The task
Copy out the lines of the material verbatim, starting with the line containing "label-n-dark: N [1314,771,1339,809]" and ending with the line containing "label-ipr-aryl-light: iPr [1290,324,1332,362]", both included.

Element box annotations
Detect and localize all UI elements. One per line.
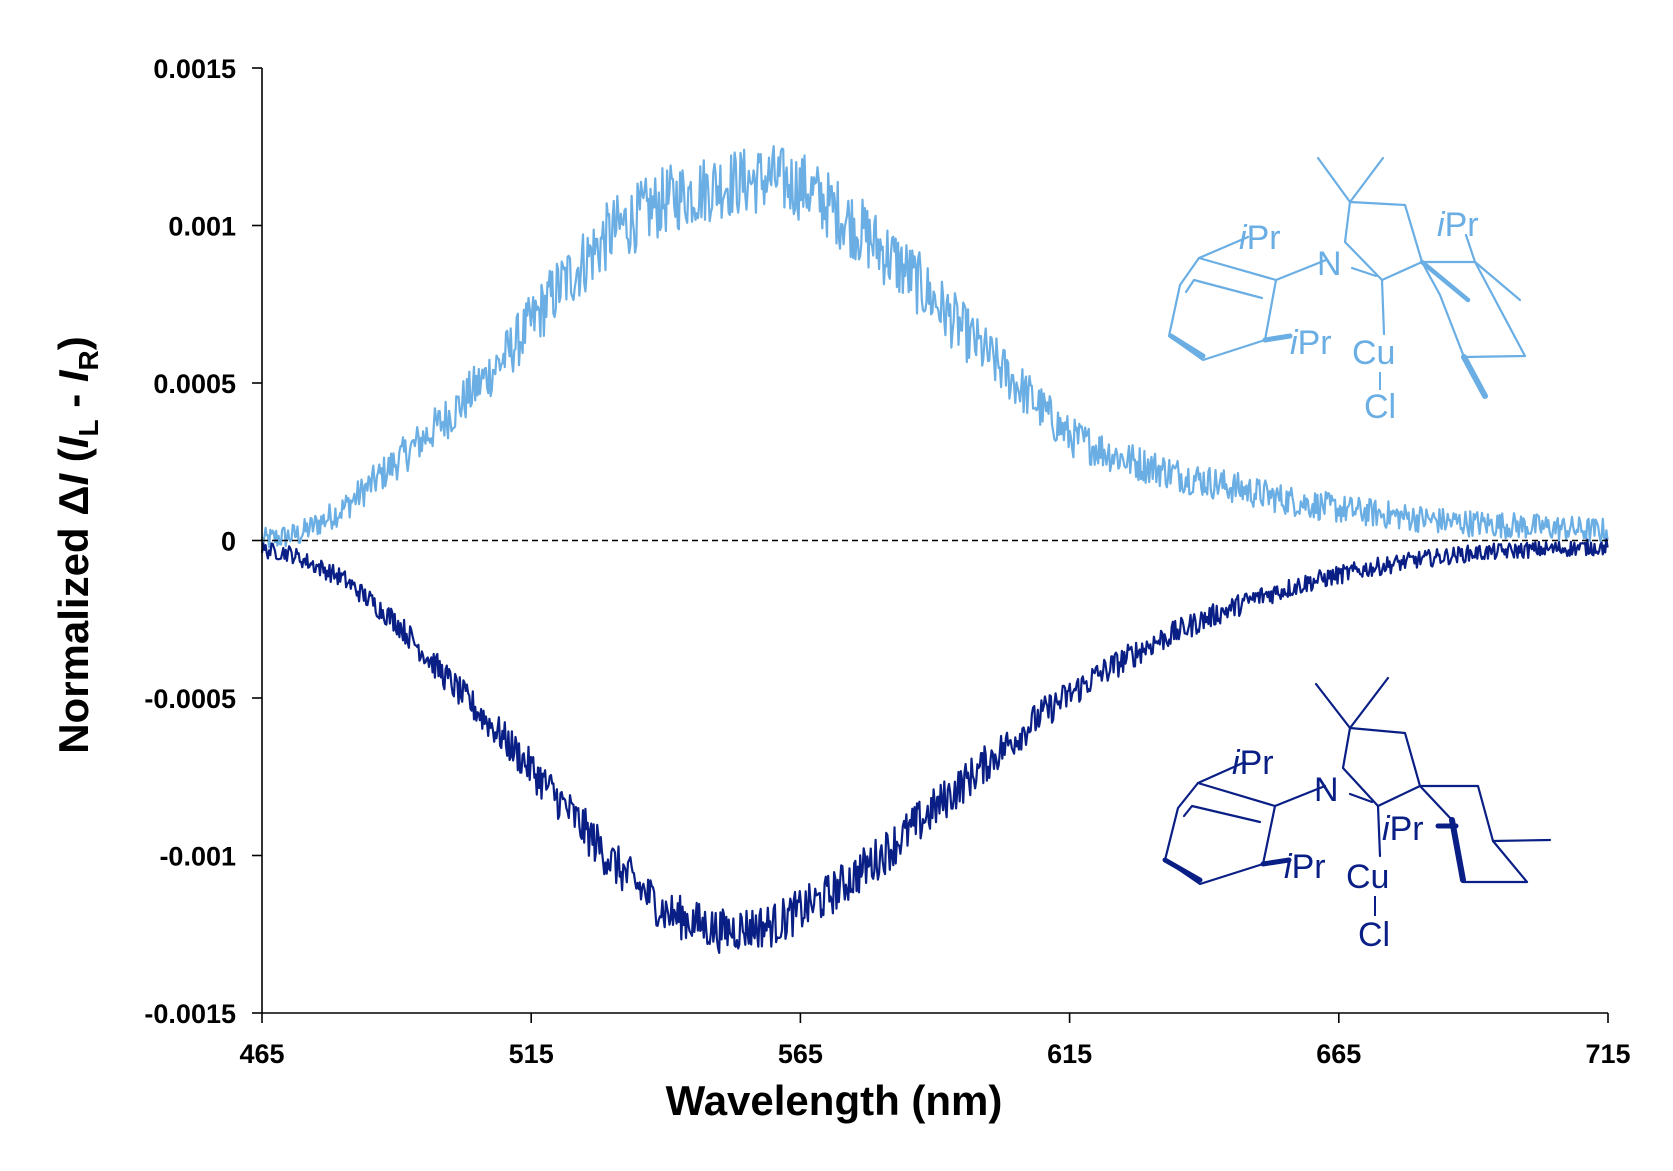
label-n-dark: N [1314,771,1339,809]
y-tick-label: -0.0005 [144,684,236,714]
series-layer [260,145,1609,955]
tick-layer: 0.0015 0.001 0.0005 0 -0.0005 -0.001 -0.001546… [144,54,1630,1069]
x-tick-label: 715 [1585,1039,1630,1069]
y-axis-title-open: ( [50,448,97,474]
x-tick-label: 515 [509,1039,554,1069]
label-ipr-ring-dark: iPr [1382,810,1424,848]
label-ipr-ring-light: iPr [1437,206,1479,244]
structure-dark-blue [1162,676,1552,886]
structure-dark-blue-labels: iPr N iPr iPr Cu Cl [1232,744,1424,954]
structure-light-blue-labels: iPr N iPr iPr Cu Cl [1239,206,1479,426]
y-axis-title-symbol-r: I [50,369,97,382]
y-axis-title-sub-r: R [73,350,104,370]
y-axis-title-symbol: I [50,473,97,486]
label-n-light: N [1317,245,1342,283]
y-tick-label: 0 [221,527,236,557]
y-axis-title-close: ) [50,336,97,350]
series-line-2 [260,538,1609,955]
x-tick-label: 565 [778,1039,823,1069]
x-tick-label: 465 [239,1039,284,1069]
y-axis-title: Normalized ΔI (IL - IR) [50,336,104,754]
x-tick-label: 615 [1047,1039,1092,1069]
label-cl-light: Cl [1364,388,1396,426]
label-cu-light: Cu [1352,334,1395,372]
y-tick-label: 0.0005 [153,369,236,399]
y-axis-title-minus: - [50,382,97,419]
label-cl-dark: Cl [1358,916,1390,954]
y-tick-label: 0.0015 [153,54,236,84]
y-tick-label: -0.0015 [144,999,236,1029]
y-axis-title-prefix: Normalized Δ [50,486,97,754]
y-tick-label: -0.001 [159,842,236,872]
x-tick-label: 665 [1316,1039,1361,1069]
label-ipr-aryl-dark: iPr [1284,848,1326,886]
y-axis-title-sub-l: L [73,419,104,436]
y-axis-title-symbol-l: I [50,435,97,448]
label-ipr-top-dark: iPr [1232,744,1274,782]
series-line-1 [260,145,1609,549]
x-axis-title: Wavelength (nm) [666,1077,1003,1124]
structure-light-blue [1167,156,1527,399]
label-ipr-top-light: iPr [1239,219,1281,257]
label-cu-dark: Cu [1346,858,1389,896]
label-ipr-aryl-light: iPr [1290,324,1332,362]
y-tick-label: 0.001 [168,212,236,242]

Full response
label-n-dark: N [1314,771,1339,809]
y-tick-label: -0.0005 [144,684,236,714]
series-layer [260,145,1609,955]
tick-layer: 0.0015 0.001 0.0005 0 -0.0005 -0.001 -0.001546… [144,54,1630,1069]
x-tick-label: 715 [1585,1039,1630,1069]
y-axis-title-open: ( [50,448,97,474]
x-tick-label: 515 [509,1039,554,1069]
label-ipr-ring-dark: iPr [1382,810,1424,848]
label-ipr-ring-light: iPr [1437,206,1479,244]
structure-dark-blue [1162,676,1552,886]
structure-dark-blue-labels: iPr N iPr iPr Cu Cl [1232,744,1424,954]
structure-light-blue-labels: iPr N iPr iPr Cu Cl [1239,206,1479,426]
y-axis-title-symbol-r: I [50,369,97,382]
y-axis-title-sub-r: R [73,350,104,370]
y-axis-title-symbol: I [50,473,97,486]
label-n-light: N [1317,245,1342,283]
y-tick-label: 0 [221,527,236,557]
y-axis-title-close: ) [50,336,97,350]
series-line-2 [260,538,1609,955]
x-tick-label: 565 [778,1039,823,1069]
x-tick-label: 465 [239,1039,284,1069]
y-axis-title: Normalized ΔI (IL - IR) [50,336,104,754]
x-tick-label: 615 [1047,1039,1092,1069]
label-cl-light: Cl [1364,388,1396,426]
label-cu-light: Cu [1352,334,1395,372]
y-tick-label: 0.0005 [153,369,236,399]
y-axis-title-minus: - [50,382,97,419]
label-cl-dark: Cl [1358,916,1390,954]
y-tick-label: 0.0015 [153,54,236,84]
y-tick-label: -0.0015 [144,999,236,1029]
y-axis-title-prefix: Normalized Δ [50,486,97,754]
y-tick-label: -0.001 [159,842,236,872]
x-tick-label: 665 [1316,1039,1361,1069]
label-ipr-aryl-dark: iPr [1284,848,1326,886]
y-axis-title-sub-l: L [73,419,104,436]
y-axis-title-symbol-l: I [50,435,97,448]
label-ipr-top-dark: iPr [1232,744,1274,782]
series-line-1 [260,145,1609,549]
x-axis-title: Wavelength (nm) [666,1077,1003,1124]
structure-light-blue [1167,156,1527,399]
label-ipr-top-light: iPr [1239,219,1281,257]
label-cu-dark: Cu [1346,858,1389,896]
label-ipr-aryl-light: iPr [1290,324,1332,362]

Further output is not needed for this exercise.